Requirements: Locate the lines that hold the string "WYTRZYMAŁOŚCI". Copy every such line.

● ● ●

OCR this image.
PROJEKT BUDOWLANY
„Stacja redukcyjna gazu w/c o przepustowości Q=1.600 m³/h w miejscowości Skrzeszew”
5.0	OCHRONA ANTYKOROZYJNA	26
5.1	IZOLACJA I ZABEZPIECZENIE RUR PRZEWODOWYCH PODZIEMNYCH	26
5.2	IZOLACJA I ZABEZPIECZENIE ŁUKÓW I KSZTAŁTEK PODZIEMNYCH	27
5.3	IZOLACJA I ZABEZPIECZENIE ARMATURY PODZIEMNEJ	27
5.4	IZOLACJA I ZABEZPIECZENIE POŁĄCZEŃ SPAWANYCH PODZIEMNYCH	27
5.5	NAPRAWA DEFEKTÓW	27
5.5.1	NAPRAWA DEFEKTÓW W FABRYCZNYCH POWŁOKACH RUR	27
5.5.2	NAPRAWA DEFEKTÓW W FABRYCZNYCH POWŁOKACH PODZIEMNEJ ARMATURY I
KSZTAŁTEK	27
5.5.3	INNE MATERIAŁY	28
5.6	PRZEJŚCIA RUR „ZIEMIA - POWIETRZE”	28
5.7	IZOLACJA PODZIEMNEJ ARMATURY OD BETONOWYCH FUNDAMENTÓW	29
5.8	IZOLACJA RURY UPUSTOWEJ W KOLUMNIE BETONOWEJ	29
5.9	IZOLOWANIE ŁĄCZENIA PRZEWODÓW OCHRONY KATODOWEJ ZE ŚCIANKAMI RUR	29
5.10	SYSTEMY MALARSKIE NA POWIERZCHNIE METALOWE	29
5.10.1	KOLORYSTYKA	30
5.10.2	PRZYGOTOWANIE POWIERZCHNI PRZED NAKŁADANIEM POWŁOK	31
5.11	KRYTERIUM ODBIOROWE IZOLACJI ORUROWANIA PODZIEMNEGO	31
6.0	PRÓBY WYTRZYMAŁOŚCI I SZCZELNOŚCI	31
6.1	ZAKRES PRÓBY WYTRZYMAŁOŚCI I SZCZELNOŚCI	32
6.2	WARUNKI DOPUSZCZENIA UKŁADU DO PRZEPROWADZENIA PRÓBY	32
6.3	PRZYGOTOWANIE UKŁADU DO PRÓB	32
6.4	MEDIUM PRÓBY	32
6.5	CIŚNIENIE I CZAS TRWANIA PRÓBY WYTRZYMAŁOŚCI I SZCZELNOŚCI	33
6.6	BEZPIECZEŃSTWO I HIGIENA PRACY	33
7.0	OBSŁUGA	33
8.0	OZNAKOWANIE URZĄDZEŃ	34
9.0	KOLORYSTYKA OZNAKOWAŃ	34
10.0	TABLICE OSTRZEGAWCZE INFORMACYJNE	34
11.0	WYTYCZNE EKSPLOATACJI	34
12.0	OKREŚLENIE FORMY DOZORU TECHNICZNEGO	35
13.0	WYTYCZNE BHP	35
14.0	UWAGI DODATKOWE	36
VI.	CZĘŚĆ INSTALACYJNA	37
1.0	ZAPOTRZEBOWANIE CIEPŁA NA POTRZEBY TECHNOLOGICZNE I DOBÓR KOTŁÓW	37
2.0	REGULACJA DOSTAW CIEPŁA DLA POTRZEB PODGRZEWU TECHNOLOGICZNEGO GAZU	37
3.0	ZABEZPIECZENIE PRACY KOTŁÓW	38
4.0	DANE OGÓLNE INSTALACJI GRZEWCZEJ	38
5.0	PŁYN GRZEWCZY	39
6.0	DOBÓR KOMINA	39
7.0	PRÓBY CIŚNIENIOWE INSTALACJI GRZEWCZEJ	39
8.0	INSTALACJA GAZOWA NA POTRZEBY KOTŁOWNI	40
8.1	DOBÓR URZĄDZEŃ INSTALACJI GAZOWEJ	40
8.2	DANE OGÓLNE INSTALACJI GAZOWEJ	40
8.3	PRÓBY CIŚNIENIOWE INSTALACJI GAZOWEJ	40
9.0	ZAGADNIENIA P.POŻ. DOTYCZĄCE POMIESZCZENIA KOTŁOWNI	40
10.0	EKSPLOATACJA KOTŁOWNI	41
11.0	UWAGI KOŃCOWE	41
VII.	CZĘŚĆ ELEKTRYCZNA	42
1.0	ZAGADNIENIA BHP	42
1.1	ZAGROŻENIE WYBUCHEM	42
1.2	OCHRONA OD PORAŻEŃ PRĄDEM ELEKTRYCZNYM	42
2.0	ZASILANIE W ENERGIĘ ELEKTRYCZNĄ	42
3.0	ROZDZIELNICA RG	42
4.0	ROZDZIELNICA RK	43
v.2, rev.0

● ● ●

Answer to the exercise:
6.0	PRÓBY WYTRZYMAŁOŚCI I SZCZELNOŚCI	31
6.1	ZAKRES PRÓBY WYTRZYMAŁOŚCI I SZCZELNOŚCI	32
6.5	CIŚNIENIE I CZAS TRWANIA PRÓBY WYTRZYMAŁOŚCI I SZCZELNOŚCI	33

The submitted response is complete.